Collected data
>>>

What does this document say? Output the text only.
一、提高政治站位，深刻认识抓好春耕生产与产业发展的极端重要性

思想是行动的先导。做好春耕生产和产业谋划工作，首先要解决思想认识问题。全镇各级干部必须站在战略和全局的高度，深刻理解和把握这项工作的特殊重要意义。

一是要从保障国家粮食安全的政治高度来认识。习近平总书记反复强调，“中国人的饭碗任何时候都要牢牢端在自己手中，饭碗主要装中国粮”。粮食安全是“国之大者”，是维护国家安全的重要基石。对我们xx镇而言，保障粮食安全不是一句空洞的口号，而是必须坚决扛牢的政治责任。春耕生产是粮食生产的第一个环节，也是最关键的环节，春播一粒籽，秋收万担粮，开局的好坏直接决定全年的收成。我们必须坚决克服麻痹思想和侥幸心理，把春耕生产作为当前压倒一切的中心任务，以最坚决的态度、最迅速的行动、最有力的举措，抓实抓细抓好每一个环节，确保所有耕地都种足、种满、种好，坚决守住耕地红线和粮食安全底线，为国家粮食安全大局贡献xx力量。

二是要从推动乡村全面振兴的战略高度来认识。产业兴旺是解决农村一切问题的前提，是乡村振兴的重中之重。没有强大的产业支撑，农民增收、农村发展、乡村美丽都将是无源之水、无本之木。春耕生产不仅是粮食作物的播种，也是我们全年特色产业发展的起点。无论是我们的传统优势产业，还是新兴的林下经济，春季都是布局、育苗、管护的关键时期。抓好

<<<

• **Exercise aim**:
Please reproduce all of the entries exactly as they stand.

• **Output for this task**:
What does this document say? Output the text only.
一、提高政治站位，深刻认识抓好春耕生产与产业发展的极端重要性

思想是行动的先导。做好春耕生产和产业谋划工作，首先要解决思想认识问题。全镇各级干部必须站在战略和全局的高度，深刻理解和把握这项工作的特殊重要意义。

一是要从保障国家粮食安全的政治高度来认识。习近平总书记反复强调，“中国人的饭碗任何时候都要牢牢端在自己手中，饭碗主要装中国粮”。粮食安全是“国之大者”，是维护国家安全的重要基石。对我们xx镇而言，保障粮食安全不是一句空洞的口号，而是必须坚决扛牢的政治责任。春耕生产是粮食生产的第一个环节，也是最关键的环节，春播一粒籽，秋收万担粮，开局的好坏直接决定全年的收成。我们必须坚决克服麻痹思想和侥幸心理，把春耕生产作为当前压倒一切的中心任务，以最坚决的态度、最迅速的行动、最有力的举措，抓实抓细抓好每一个环节，确保所有耕地都种足、种满、种好，坚决守住耕地红线和粮食安全底线，为国家粮食安全大局贡献xx力量。

二是要从推动乡村全面振兴的战略高度来认识。产业兴旺是解决农村一切问题的前提，是乡村振兴的重中之重。没有强大的产业支撑，农民增收、农村发展、乡村美丽都将是无源之水、无本之木。春耕生产不仅是粮食作物的播种，也是我们全年特色产业发展的起点。无论是我们的传统优势产业，还是新兴的林下经济，春季都是布局、育苗、管护的关键时期。抓好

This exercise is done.